- [CHALLENGE]
Pick out the lines in the listing below that contain the word "this" and copy them.

Figure dataset records
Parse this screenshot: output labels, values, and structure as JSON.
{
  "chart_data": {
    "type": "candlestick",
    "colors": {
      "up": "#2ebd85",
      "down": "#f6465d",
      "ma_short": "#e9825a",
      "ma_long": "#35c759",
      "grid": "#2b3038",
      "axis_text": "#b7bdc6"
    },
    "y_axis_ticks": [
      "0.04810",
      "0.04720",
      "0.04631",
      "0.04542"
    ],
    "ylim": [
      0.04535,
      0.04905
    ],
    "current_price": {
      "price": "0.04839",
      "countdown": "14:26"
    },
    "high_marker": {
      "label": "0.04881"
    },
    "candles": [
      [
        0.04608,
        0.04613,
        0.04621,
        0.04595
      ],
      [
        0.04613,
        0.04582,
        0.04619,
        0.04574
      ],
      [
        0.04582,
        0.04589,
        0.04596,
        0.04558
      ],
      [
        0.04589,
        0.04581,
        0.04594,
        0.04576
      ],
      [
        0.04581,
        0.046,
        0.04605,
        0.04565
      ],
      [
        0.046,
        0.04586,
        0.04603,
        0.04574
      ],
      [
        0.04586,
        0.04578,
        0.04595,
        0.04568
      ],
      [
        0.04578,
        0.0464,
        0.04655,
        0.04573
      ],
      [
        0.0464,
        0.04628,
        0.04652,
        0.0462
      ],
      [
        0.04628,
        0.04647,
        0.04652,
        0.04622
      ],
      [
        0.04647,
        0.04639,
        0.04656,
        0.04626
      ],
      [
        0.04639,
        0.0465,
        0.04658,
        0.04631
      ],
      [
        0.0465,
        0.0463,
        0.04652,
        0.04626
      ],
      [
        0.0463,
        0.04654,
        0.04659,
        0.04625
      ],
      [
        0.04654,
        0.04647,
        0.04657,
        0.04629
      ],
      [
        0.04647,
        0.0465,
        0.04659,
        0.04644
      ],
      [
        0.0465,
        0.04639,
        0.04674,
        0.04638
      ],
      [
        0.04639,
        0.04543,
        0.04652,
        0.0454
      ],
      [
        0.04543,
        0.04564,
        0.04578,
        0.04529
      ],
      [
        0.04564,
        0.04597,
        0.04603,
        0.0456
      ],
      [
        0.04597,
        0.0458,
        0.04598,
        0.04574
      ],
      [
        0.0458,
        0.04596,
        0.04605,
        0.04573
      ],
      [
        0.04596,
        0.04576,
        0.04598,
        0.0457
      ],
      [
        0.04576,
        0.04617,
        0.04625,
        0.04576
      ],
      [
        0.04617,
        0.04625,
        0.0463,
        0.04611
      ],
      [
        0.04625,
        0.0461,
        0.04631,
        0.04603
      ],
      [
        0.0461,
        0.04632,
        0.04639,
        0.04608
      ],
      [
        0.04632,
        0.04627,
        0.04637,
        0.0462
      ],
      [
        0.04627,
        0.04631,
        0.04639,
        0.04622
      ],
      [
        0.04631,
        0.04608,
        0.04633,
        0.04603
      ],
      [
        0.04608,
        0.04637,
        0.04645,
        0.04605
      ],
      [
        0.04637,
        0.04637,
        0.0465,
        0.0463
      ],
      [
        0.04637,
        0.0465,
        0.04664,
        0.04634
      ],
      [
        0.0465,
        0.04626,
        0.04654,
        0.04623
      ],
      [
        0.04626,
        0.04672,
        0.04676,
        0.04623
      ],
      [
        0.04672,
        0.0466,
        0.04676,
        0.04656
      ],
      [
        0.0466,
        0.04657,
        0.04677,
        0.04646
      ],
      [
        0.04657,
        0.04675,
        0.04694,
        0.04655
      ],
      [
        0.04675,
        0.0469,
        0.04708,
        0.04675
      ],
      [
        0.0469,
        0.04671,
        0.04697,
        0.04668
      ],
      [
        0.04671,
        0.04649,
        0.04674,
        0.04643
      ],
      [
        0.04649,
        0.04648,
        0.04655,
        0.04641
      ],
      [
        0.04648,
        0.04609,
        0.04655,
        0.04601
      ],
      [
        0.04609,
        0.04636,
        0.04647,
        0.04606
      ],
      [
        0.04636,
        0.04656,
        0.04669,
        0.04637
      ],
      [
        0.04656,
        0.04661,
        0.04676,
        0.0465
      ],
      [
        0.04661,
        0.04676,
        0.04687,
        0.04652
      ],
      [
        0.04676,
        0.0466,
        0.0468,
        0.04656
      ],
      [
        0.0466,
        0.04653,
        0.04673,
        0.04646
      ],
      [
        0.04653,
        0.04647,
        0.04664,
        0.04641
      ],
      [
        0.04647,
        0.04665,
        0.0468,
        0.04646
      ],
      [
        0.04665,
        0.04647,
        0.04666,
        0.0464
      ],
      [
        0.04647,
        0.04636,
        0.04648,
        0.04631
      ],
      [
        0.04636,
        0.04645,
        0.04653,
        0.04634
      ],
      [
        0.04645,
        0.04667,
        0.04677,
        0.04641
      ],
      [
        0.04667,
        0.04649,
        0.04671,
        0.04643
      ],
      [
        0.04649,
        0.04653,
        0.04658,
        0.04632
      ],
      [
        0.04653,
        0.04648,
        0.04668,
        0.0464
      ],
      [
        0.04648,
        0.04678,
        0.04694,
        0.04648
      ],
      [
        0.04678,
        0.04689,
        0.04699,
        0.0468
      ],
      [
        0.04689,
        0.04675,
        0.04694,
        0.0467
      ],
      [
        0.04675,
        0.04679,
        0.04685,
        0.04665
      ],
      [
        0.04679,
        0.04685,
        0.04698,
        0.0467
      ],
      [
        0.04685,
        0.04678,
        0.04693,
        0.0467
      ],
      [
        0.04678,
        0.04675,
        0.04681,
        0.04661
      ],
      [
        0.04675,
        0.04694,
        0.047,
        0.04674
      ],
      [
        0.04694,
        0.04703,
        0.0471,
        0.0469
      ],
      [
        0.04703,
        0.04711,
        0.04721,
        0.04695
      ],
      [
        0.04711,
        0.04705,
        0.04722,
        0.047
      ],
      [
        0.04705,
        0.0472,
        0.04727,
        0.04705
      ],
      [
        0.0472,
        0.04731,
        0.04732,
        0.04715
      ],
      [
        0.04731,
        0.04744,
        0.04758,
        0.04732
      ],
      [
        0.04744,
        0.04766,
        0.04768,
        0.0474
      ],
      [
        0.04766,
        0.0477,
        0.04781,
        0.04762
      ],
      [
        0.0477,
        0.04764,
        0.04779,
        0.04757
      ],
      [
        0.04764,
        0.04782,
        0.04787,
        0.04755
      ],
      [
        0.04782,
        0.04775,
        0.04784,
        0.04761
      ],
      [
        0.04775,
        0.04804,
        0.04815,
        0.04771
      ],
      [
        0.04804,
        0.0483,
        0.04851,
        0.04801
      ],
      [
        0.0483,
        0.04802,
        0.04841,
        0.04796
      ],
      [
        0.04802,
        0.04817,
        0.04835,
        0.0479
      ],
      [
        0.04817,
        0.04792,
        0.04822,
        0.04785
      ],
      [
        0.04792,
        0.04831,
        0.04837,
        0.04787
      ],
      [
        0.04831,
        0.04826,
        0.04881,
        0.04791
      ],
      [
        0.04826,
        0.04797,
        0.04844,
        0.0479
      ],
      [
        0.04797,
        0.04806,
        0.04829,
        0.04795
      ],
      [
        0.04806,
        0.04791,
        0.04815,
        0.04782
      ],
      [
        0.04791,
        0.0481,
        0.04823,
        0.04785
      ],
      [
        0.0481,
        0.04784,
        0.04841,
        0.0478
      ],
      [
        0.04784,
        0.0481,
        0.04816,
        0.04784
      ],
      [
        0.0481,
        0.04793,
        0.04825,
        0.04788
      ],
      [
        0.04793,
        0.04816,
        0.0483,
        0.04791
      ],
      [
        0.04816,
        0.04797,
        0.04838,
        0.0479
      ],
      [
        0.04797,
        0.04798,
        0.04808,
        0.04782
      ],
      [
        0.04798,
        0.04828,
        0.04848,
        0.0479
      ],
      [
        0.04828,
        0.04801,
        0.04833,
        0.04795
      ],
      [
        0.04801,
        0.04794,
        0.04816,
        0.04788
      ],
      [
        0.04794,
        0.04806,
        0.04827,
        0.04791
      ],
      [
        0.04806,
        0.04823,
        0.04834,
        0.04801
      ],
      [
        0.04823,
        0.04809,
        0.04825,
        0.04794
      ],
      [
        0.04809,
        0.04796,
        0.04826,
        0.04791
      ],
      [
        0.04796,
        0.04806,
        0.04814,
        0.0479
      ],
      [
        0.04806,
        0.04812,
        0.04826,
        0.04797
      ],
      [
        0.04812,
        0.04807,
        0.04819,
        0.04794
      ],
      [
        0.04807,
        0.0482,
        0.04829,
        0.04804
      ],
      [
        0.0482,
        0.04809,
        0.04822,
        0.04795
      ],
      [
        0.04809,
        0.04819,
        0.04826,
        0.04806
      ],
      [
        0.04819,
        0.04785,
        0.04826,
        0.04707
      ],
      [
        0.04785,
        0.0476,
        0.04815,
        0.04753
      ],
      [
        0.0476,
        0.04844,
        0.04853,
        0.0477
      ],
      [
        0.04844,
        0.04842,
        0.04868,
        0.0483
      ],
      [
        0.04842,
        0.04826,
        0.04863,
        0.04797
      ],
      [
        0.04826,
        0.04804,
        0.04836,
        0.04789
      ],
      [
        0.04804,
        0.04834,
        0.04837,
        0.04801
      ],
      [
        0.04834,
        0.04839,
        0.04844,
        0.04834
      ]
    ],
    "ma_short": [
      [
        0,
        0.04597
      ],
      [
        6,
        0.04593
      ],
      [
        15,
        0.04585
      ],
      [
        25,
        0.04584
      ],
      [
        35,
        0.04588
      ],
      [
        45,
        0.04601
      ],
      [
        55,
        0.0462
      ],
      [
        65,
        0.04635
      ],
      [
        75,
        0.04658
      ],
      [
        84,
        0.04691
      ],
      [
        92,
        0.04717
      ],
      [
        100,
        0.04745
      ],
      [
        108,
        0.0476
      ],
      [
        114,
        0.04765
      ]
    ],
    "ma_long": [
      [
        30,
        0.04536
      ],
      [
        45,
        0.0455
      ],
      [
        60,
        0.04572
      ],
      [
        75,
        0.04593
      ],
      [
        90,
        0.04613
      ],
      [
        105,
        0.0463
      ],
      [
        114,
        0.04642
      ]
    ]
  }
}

==

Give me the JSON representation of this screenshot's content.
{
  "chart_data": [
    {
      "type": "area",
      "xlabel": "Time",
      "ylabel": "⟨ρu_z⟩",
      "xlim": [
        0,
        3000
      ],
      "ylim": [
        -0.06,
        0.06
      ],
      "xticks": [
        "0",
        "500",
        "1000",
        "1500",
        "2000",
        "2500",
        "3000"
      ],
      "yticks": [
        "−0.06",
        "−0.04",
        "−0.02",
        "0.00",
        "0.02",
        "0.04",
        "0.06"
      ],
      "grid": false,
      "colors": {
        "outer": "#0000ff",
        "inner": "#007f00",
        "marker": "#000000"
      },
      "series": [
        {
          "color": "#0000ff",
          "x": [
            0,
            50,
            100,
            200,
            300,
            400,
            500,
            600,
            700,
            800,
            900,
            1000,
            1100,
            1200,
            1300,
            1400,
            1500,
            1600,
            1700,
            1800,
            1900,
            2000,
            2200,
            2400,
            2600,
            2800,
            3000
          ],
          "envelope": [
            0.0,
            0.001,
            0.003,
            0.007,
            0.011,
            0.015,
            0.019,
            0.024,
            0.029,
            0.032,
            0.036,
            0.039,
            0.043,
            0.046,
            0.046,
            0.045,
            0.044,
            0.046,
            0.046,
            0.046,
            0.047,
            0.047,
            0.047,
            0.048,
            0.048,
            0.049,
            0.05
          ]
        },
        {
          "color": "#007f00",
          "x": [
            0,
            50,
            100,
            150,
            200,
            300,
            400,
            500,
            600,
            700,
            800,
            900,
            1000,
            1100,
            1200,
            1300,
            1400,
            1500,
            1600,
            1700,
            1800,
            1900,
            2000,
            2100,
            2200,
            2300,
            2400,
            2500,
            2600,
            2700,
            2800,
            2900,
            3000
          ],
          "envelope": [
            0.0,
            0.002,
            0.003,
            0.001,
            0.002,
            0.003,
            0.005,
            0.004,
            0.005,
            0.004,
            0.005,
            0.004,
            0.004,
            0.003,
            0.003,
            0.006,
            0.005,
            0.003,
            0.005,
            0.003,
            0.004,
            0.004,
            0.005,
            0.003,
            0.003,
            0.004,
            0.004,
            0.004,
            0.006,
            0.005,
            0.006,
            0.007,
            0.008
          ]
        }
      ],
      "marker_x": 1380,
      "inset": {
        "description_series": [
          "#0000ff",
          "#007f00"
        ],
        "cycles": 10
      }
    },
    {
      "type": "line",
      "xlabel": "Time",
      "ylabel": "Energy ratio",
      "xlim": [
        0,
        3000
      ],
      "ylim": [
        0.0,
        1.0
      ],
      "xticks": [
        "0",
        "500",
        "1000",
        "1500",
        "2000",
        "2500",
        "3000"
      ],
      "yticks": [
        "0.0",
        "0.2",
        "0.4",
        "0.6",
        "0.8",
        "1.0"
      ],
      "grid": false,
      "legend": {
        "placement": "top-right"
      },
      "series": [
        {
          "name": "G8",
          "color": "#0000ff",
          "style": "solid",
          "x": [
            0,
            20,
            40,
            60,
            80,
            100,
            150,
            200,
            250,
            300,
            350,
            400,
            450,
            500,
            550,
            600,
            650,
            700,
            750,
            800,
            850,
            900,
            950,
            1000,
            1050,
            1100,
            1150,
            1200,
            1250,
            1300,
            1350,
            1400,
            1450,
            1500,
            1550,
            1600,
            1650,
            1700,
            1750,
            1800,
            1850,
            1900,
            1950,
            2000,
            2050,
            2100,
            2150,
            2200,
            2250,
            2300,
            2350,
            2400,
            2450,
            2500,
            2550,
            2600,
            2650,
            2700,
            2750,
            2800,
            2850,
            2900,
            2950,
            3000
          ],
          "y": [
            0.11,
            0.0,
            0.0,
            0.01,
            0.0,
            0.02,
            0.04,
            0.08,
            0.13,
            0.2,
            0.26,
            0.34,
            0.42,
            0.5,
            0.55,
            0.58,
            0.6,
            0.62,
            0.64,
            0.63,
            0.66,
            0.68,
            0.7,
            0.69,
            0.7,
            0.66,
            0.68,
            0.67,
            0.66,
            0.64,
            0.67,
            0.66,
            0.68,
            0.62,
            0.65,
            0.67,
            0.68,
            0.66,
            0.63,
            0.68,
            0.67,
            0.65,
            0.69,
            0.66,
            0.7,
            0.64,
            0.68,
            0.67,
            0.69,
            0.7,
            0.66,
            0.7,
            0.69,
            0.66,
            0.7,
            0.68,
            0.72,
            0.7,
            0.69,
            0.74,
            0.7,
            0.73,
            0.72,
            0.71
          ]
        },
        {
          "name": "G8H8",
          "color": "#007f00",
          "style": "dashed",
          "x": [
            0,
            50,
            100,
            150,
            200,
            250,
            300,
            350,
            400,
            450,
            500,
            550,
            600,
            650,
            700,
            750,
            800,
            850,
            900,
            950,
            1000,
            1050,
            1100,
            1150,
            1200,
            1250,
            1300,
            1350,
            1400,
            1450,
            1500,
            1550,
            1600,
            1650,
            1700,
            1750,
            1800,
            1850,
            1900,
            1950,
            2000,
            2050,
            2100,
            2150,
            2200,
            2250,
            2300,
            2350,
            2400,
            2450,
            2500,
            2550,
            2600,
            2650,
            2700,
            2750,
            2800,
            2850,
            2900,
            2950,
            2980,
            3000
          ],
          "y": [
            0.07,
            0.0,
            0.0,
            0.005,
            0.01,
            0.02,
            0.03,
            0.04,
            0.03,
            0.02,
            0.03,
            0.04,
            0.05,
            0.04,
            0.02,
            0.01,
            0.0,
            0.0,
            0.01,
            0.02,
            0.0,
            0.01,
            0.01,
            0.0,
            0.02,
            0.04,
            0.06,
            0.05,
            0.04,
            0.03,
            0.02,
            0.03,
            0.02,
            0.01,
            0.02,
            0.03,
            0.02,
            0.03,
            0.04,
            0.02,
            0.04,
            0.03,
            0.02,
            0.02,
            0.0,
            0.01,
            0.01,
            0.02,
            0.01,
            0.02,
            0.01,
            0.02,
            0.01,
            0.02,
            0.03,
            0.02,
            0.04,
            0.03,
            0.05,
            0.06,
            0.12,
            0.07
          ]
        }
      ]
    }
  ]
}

- [EXERCISE ANSWER]
Parse this screenshot: output labels, values, and structure as JSON.
Give me the JSON representation of this screenshot's content.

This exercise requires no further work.